■ The request
Extend the Tax Day guide, picking up right after its final sentence.

A Graph-Heavy Guide To Tax Day
Happy Tax Day! Today we recognize that taxes are the price we pay for a free society, and that America is worth paying for. So you're armed with the facts in case you get randy and go out for some teabagging, here's a little primer:
First of all, people are more satisfied with the level of income tax that they pay than at any time since 1956 - with 48% believing the amount they pay is "just about right," and 61% regarding the amount of tax they pay as fair. Since a good amount of people pay no income tax, this means that the majority of people who pay anything think they're paying too much, which stands to reason, but the shift from previous years is significant, and anyway people don't necessarily differentiate between the different kinds of taxes they pay. Gallup surmises, and I agree, that the reason for this satisfaction is the Making Work Pay tax credit in the stimulus, the largest tax cut on the middle class in history, and the idea that people finally might get something in exchange for those taxes.
Now, the real problem conservatives have with taxation is that the code is too progressive and too many lucky duckies don't pay anything. And they manipulate statistics to show how terribly burdened the overclass is (the top 10% pay 72% of the taxes is a common statistic used). But the more important statistics are the percentage of total income earned by the top 10%, and therefore the effective tax rate.
When I look at the CBO's dataset on long-term tax trends, I see plenty of things that are important besides the share of federal tax liabilities. Most important is the top decile's share of the national income. In 2001 the top decile earned 37.5% of the national pretax income. In 2006 the same decile earned 41.6% of the income. In 2001, households in the top decile earned an average pretax income of $294,700. In 2006 it was $366,400.
Why should we be surprised that this group pays more in taxes? It earns more money.
Another trend is the effective tax rate. Between 2001 and 2006, the top effective income tax rate fell from 18.7% to 16%. The top rate for all federal taxes fell from 28.5% to 27.5%. So while the top decile is paying a larger share of federal taxes, it is being taxed at a lower rate.

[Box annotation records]
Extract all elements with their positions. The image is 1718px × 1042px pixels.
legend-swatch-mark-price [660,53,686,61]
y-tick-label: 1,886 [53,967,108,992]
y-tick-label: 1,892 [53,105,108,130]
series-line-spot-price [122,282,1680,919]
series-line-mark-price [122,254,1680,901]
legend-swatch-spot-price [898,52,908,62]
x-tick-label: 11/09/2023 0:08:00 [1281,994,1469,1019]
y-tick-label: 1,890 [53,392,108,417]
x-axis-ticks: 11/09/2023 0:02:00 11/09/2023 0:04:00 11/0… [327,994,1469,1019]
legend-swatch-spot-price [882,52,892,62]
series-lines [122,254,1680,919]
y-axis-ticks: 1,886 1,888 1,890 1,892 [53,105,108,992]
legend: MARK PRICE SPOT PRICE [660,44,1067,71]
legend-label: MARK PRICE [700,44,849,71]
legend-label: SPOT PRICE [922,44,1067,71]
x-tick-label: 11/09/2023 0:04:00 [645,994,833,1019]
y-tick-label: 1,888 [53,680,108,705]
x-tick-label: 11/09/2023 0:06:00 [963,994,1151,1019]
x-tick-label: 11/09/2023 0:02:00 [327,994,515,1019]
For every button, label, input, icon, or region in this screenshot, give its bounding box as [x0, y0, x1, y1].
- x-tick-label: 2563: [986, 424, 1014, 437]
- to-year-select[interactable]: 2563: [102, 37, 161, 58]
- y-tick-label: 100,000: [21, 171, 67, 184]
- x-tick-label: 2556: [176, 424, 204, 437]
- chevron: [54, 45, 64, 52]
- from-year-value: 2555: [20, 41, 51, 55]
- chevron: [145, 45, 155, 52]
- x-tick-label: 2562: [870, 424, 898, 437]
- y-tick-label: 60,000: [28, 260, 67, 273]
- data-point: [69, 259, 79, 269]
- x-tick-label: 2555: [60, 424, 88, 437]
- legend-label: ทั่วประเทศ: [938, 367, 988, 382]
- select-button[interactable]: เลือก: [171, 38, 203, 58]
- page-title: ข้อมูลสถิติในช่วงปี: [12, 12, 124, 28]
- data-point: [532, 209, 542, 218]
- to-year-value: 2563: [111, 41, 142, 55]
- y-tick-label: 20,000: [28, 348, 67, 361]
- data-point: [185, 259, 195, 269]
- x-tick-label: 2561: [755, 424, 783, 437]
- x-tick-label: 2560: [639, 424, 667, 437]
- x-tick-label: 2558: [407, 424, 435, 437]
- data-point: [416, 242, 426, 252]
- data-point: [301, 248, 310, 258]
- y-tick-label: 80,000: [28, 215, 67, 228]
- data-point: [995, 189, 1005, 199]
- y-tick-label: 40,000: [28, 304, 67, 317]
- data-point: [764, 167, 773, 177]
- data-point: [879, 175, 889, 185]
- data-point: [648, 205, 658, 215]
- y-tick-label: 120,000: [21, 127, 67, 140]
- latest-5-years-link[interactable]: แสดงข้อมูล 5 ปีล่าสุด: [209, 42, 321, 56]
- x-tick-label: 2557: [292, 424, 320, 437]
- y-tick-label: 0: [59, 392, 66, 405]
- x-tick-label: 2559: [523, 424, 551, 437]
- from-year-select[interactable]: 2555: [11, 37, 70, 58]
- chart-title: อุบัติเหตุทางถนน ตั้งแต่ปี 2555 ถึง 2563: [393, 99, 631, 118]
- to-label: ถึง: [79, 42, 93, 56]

■ Expected answer
When you add state and local taxes, most of which are flat or regressive, the share of total income and the share of total taxes match up pretty evenly. Conservatives conveniently leave this out.
And of course, a lot of these numbers don't take into account the multitude of tax breaks, loopholes and work-arounds that have made the actual tax receipts collected less fair over time.
Thirty years ago, the tax code was broadly progressive, reflecting shared contributions to public investments and our common good. Loopholes were fewer and covered such items as home mortgages that everyone could understand and appreciate.
Now the tax code is a scam. Billionaire hedge fund managers pay taxes at lower rates than their receptionists. Corporations get tax breaks for moving jobs overseas. Oil companies with the largest profits in corporate history receive annual tax breaks worth $14 billion, roughly twice the budget of the Environmental Protection Agency.
While rich people reap tax breaks, working people struggle just to keep even. Adjusted for inflation, weekly wages were lower in 2007 than they were in 1979 [...]
Income inequality is rising — measured by the ratio of after-tax income of the top one percent (1.1 million people) to after-tax income of the whole middle 60 percent (68.3 million people). Top-end taxes are declining — measured as the average effective tax rate of the top one percent. The trend lines for top-end tax cuts and income inequality since 1980 form the X in the chart on this page and in the report.
Our report explains the X. Inequality rose 144 percent; top-end taxes dropped 15 percent.
One way we could make the tax code more fair, and make the broad majority of people even more satisfied with their taxes by giving them more and better services, is by adding more marginal brackets.
It’s well known that tax rates on top incomes used to be far higher than they are today. The top marginal rate hovered around 90 percent in the 1940s, ’50s and early ’60s. Reagan ultimately reduced it to 28 percent, and it is now 35 percent. Obama would raise it to 39.6 percent, where it was under Bill Clinton.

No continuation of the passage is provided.